* Prompt: Any picture among the records should be left out, please; retype the rest exactly.

+++ Data for processing

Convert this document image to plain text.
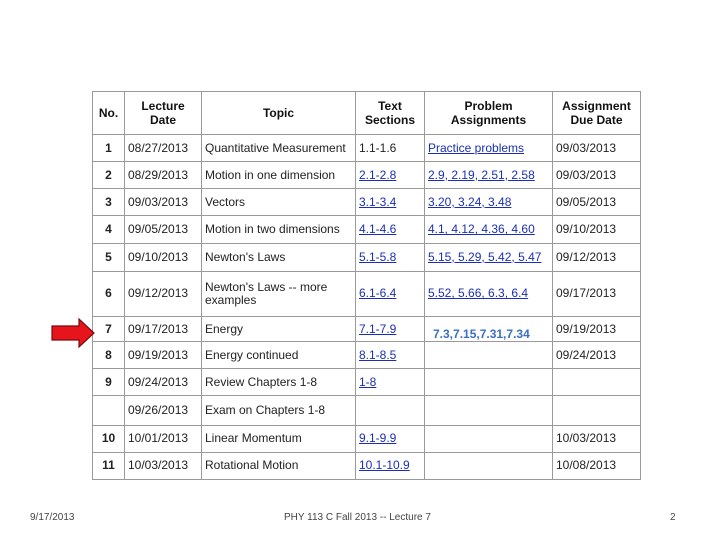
No.	Lecture Date	Topic	Text Sections	Problem Assignments	Assignment Due Date
1	08/27/2013	Quantitative Measurement	1.1-1.6	Practice problems	09/03/2013
2	08/29/2013	Motion in one dimension	2.1-2.8	2.9, 2.19, 2.51, 2.58	09/03/2013
3	09/03/2013	Vectors	3.1-3.4	3.20, 3.24, 3.48	09/05/2013
4	09/05/2013	Motion in two dimensions	4.1-4.6	4.1, 4.12, 4.36, 4.60	09/10/2013
5	09/10/2013	Newton's Laws	5.1-5.8	5.15, 5.29, 5.42, 5.47	09/12/2013
6	09/12/2013	Newton's Laws -- more examples	6.1-6.4	5.52, 5.66, 6.3, 6.4	09/17/2013
7	09/17/2013	Energy	7.1-7.9	7.3,7.15,7.31,7.34	09/19/2013
8	09/19/2013	Energy continued	8.1-8.5		09/24/2013
9	09/24/2013	Review Chapters 1-8	1-8		
	09/26/2013	Exam on Chapters 1-8			
10	10/01/2013	Linear Momentum	9.1-9.9		10/03/2013
11	10/03/2013	Rotational Motion	10.1-10.9		10/08/2013
9/17/2013	PHY 113 C Fall 2013 -- Lecture 7	2
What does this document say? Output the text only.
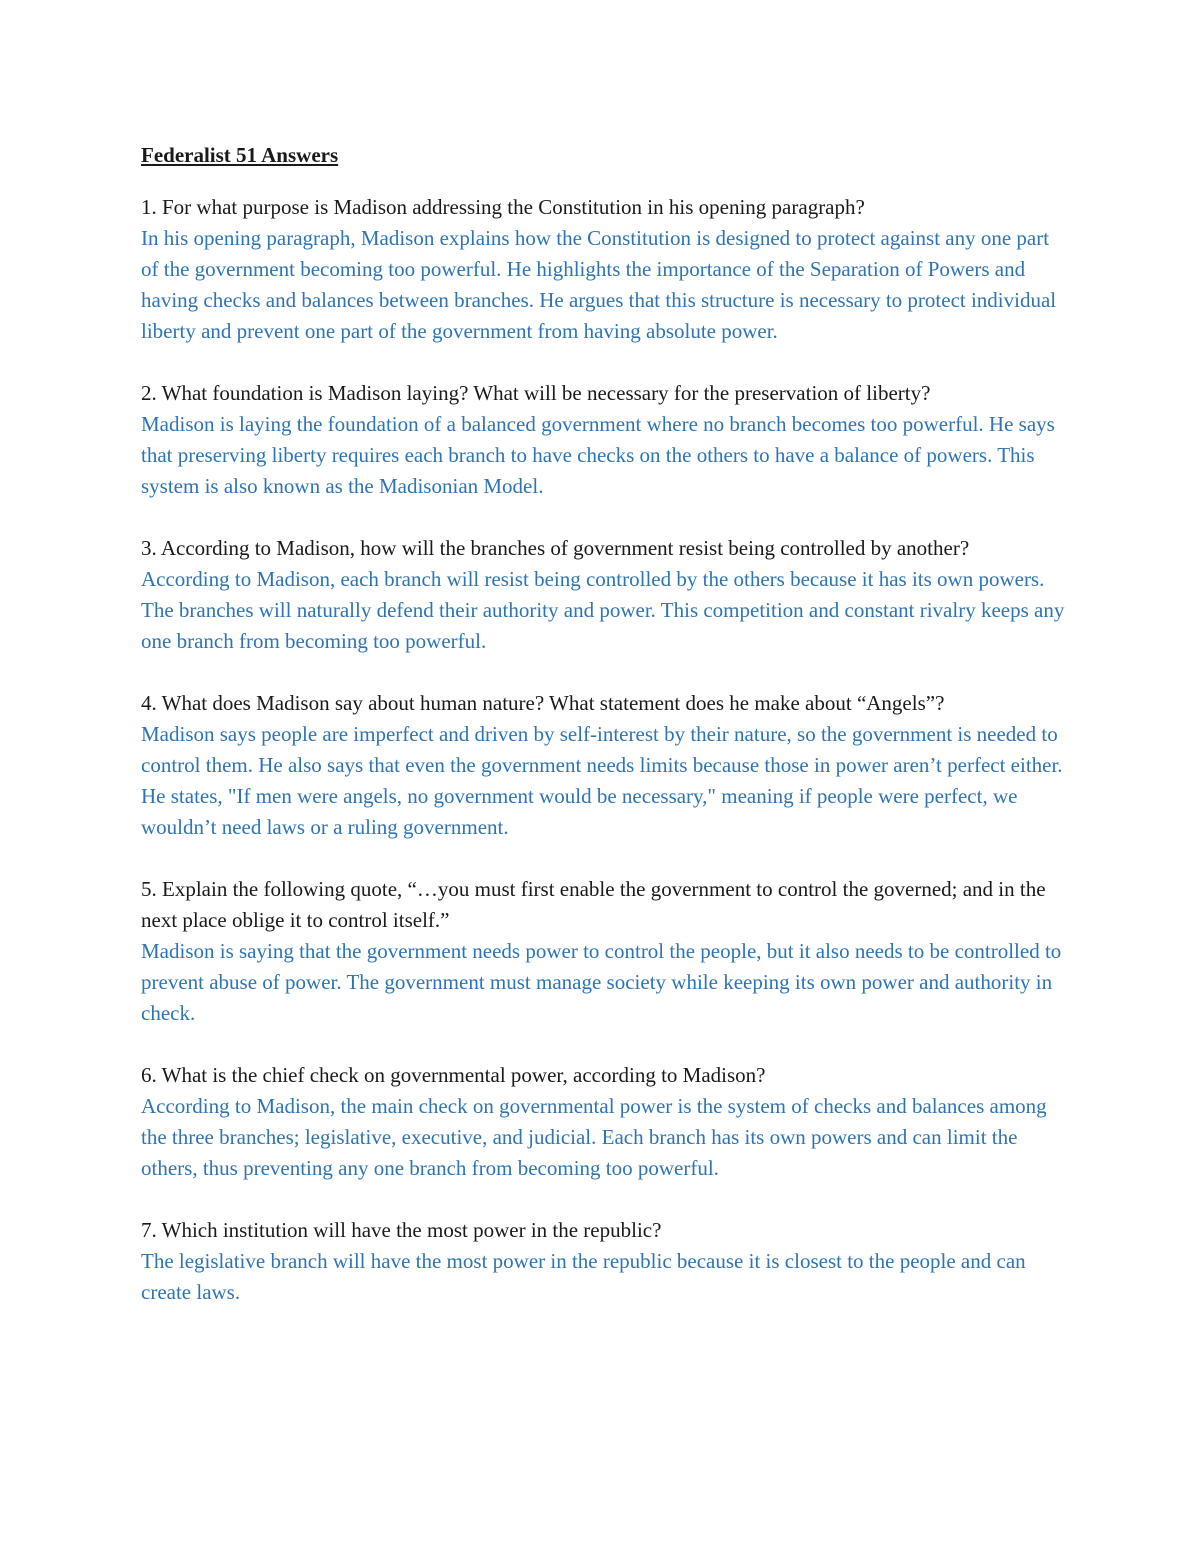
Federalist 51 Answers

1. For what purpose is Madison addressing the Constitution in his opening paragraph?

In his opening paragraph, Madison explains how the Constitution is designed to protect against any one part of the government becoming too powerful. He highlights the importance of the Separation of Powers and having checks and balances between branches. He argues that this structure is necessary to protect individual liberty and prevent one part of the government from having absolute power.

2. What foundation is Madison laying? What will be necessary for the preservation of liberty?

Madison is laying the foundation of a balanced government where no branch becomes too powerful. He says that preserving liberty requires each branch to have checks on the others to have a balance of powers. This system is also known as the Madisonian Model.

3. According to Madison, how will the branches of government resist being controlled by another?

According to Madison, each branch will resist being controlled by the others because it has its own powers. The branches will naturally defend their authority and power. This competition and constant rivalry keeps any one branch from becoming too powerful.

4. What does Madison say about human nature? What statement does he make about “Angels”?

Madison says people are imperfect and driven by self-interest by their nature, so the government is needed to control them. He also says that even the government needs limits because those in power aren’t perfect either. He states, "If men were angels, no government would be necessary," meaning if people were perfect, we wouldn’t need laws or a ruling government.

5. Explain the following quote, “…you must first enable the government to control the governed; and in the next place oblige it to control itself.”

Madison is saying that the government needs power to control the people, but it also needs to be controlled to prevent abuse of power. The government must manage society while keeping its own power and authority in check.

6. What is the chief check on governmental power, according to Madison?

According to Madison, the main check on governmental power is the system of checks and balances among the three branches; legislative, executive, and judicial. Each branch has its own powers and can limit the others, thus preventing any one branch from becoming too powerful.

7. Which institution will have the most power in the republic?

The legislative branch will have the most power in the republic because it is closest to the people and can create laws.
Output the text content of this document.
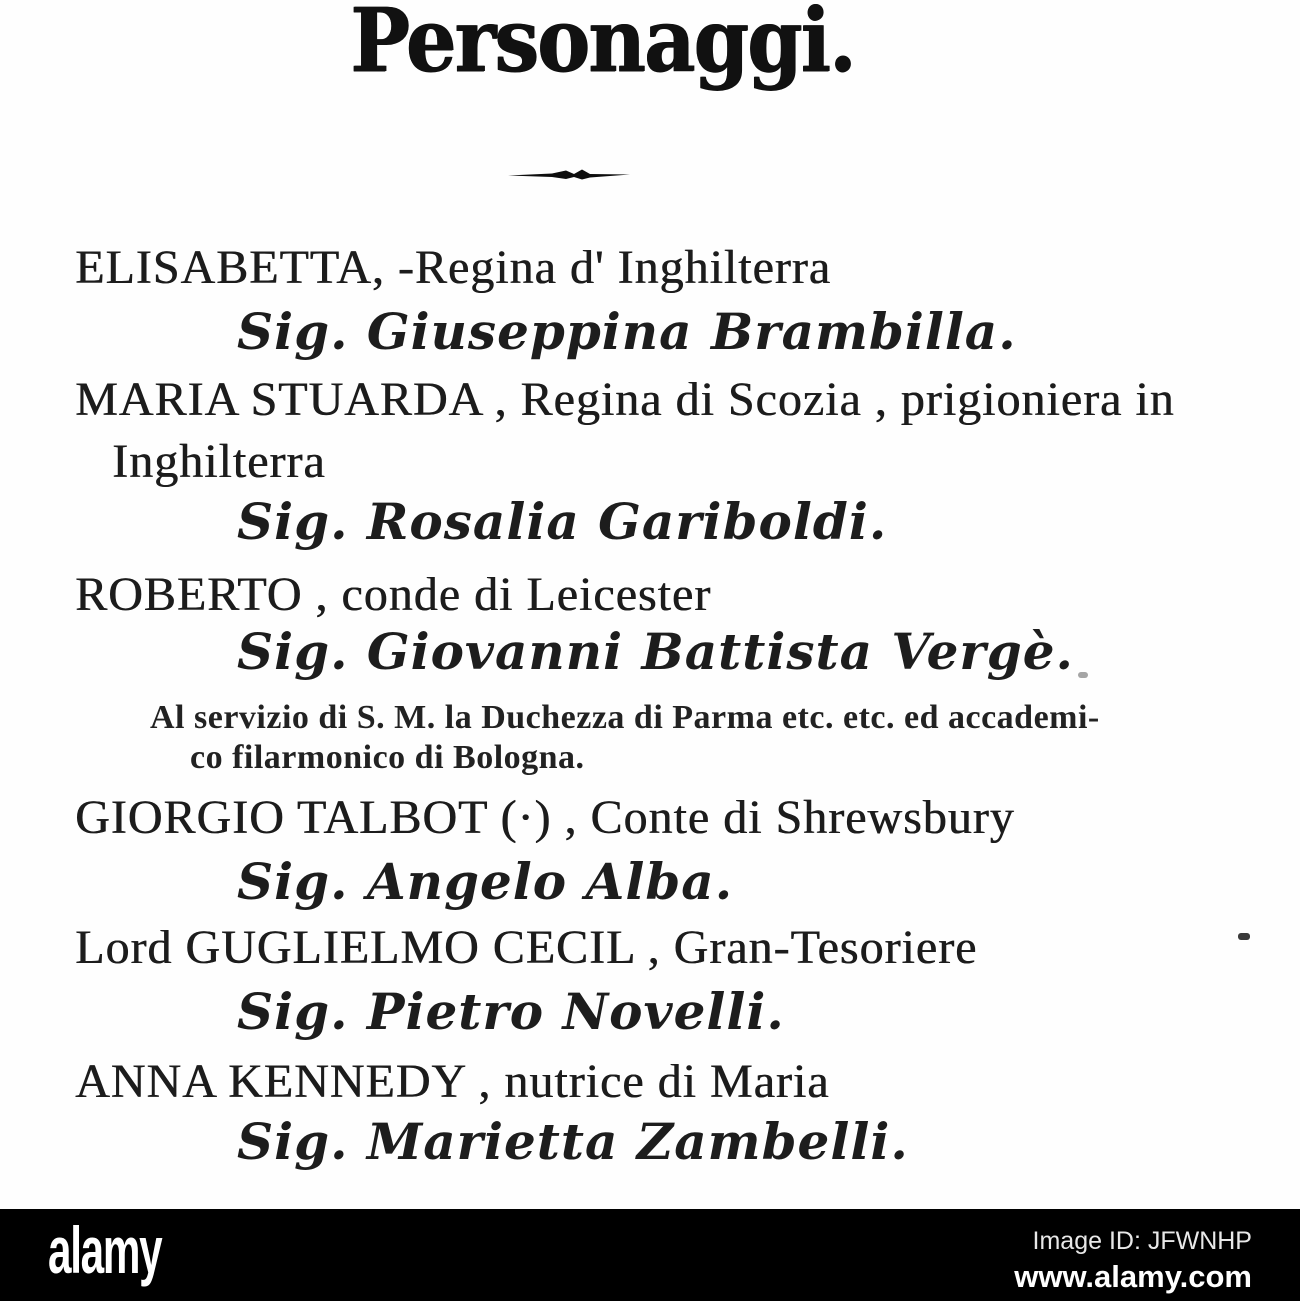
Personaggi.
ELISABETTA, -Regina d' Inghilterra
Sig. Giuseppina Brambilla.
MARIA STUARDA , Regina di Scozia , prigioniera in
Inghilterra
Sig. Rosalia Gariboldi.
ROBERTO , conde di Leicester
Sig. Giovanni Battista Vergè.
Al servizio di S. M. la Duchezza di Parma etc. etc. ed accademi-
co filarmonico di Bologna.
GIORGIO TALBOT (·) , Conte di Shrewsbury
Sig. Angelo Alba.
Lord GUGLIELMO CECIL , Gran-Tesoriere
Sig. Pietro Novelli.
ANNA KENNEDY , nutrice di Maria
Sig. Marietta Zambelli.
alamy	Image ID: JFWNHP
www.alamy.com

++++++

* The solution:
Convert this document image to plain text.
No.	Lecture Date	Topic	Text Sections	Problem Assignments	Assignment Due Date
1	08/27/2013	Quantitative Measurement	1.1-1.6	Practice problems	09/03/2013
2	08/29/2013	Motion in one dimension	2.1-2.8	2.9, 2.19, 2.51, 2.58	09/03/2013
3	09/03/2013	Vectors	3.1-3.4	3.20, 3.24, 3.48	09/05/2013
4	09/05/2013	Motion in two dimensions	4.1-4.6	4.1, 4.12, 4.36, 4.60	09/10/2013
5	09/10/2013	Newton's Laws	5.1-5.8	5.15, 5.29, 5.42, 5.47	09/12/2013
6	09/12/2013	Newton's Laws -- more examples	6.1-6.4	5.52, 5.66, 6.3, 6.4	09/17/2013
7	09/17/2013	Energy	7.1-7.9	7.3,7.15,7.31,7.34	09/19/2013
8	09/19/2013	Energy continued	8.1-8.5		09/24/2013
9	09/24/2013	Review Chapters 1-8	1-8		
	09/26/2013	Exam on Chapters 1-8			
10	10/01/2013	Linear Momentum	9.1-9.9		10/03/2013
11	10/03/2013	Rotational Motion	10.1-10.9		10/08/2013
9/17/2013	PHY 113 C Fall 2013 -- Lecture 7	2
What does this document say? Output the text only.
Federalist 51 Answers

1. For what purpose is Madison addressing the Constitution in his opening paragraph?

In his opening paragraph, Madison explains how the Constitution is designed to protect against any one part of the government becoming too powerful. He highlights the importance of the Separation of Powers and having checks and balances between branches. He argues that this structure is necessary to protect individual liberty and prevent one part of the government from having absolute power.

2. What foundation is Madison laying? What will be necessary for the preservation of liberty?

Madison is laying the foundation of a balanced government where no branch becomes too powerful. He says that preserving liberty requires each branch to have checks on the others to have a balance of powers. This system is also known as the Madisonian Model.

3. According to Madison, how will the branches of government resist being controlled by another?

According to Madison, each branch will resist being controlled by the others because it has its own powers. The branches will naturally defend their authority and power. This competition and constant rivalry keeps any one branch from becoming too powerful.

4. What does Madison say about human nature? What statement does he make about “Angels”?

Madison says people are imperfect and driven by self-interest by their nature, so the government is needed to control them. He also says that even the government needs limits because those in power aren’t perfect either. He states, "If men were angels, no government would be necessary," meaning if people were perfect, we wouldn’t need laws or a ruling government.

5. Explain the following quote, “…you must first enable the government to control the governed; and in the next place oblige it to control itself.”

Madison is saying that the government needs power to control the people, but it also needs to be controlled to prevent abuse of power. The government must manage society while keeping its own power and authority in check.

6. What is the chief check on governmental power, according to Madison?

According to Madison, the main check on governmental power is the system of checks and balances among the three branches; legislative, executive, and judicial. Each branch has its own powers and can limit the others, thus preventing any one branch from becoming too powerful.

7. Which institution will have the most power in the republic?

The legislative branch will have the most power in the republic because it is closest to the people and can create laws.
Output the text content of this document.
Personaggi.
ELISABETTA, -Regina d' Inghilterra
Sig. Giuseppina Brambilla.
MARIA STUARDA , Regina di Scozia , prigioniera in
Inghilterra
Sig. Rosalia Gariboldi.
ROBERTO , conde di Leicester
Sig. Giovanni Battista Vergè.
Al servizio di S. M. la Duchezza di Parma etc. etc. ed accademi-
co filarmonico di Bologna.
GIORGIO TALBOT (·) , Conte di Shrewsbury
Sig. Angelo Alba.
Lord GUGLIELMO CECIL , Gran-Tesoriere
Sig. Pietro Novelli.
ANNA KENNEDY , nutrice di Maria
Sig. Marietta Zambelli.
alamy	Image ID: JFWNHP
www.alamy.com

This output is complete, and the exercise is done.